WHAT IS EXPECTED. Copy the lines below as they are; omit the images they contain.

============

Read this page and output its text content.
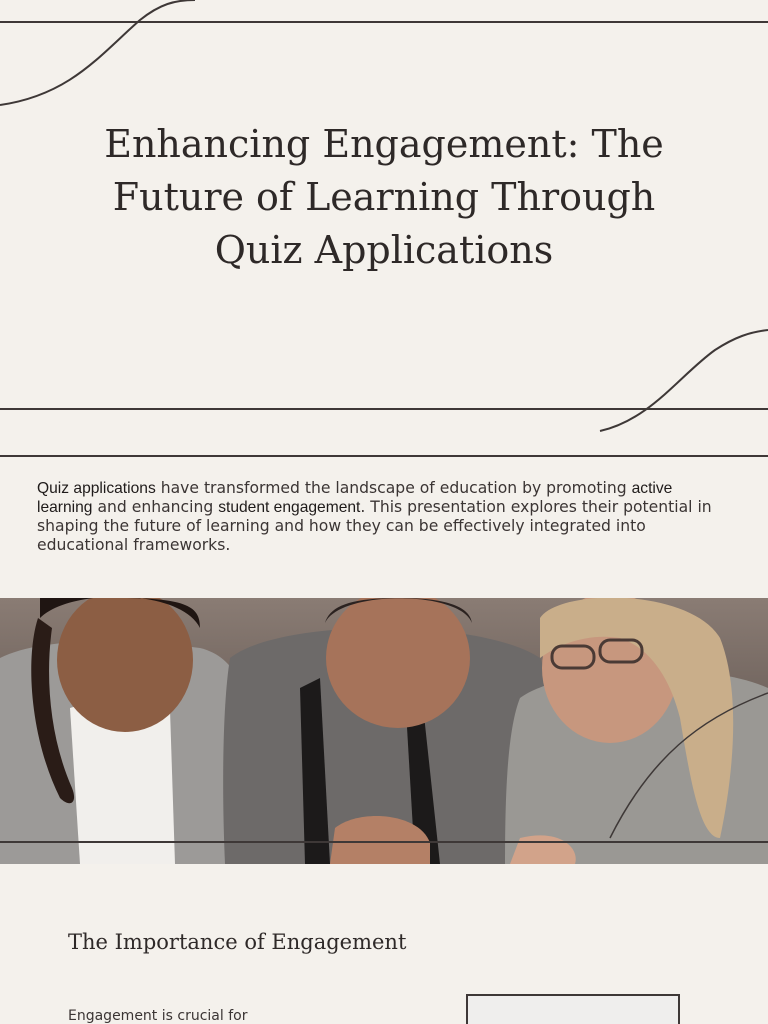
Enhancing Engagement: The Future of Learning Through Quiz Applications

Quiz applications have transformed the landscape of education by promoting active learning and enhancing student engagement. This presentation explores their potential in shaping the future of learning and how they can be effectively integrated into educational frameworks.

The Importance of Engagement

Engagement is crucial for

============

TASK OUTPUT.
Read this page and output its text content.
Enhancing Engagement: The Future of Learning Through Quiz Applications

Quiz applications have transformed the landscape of education by promoting active learning and enhancing student engagement. This presentation explores their potential in shaping the future of learning and how they can be effectively integrated into educational frameworks.

The Importance of Engagement

Engagement is crucial for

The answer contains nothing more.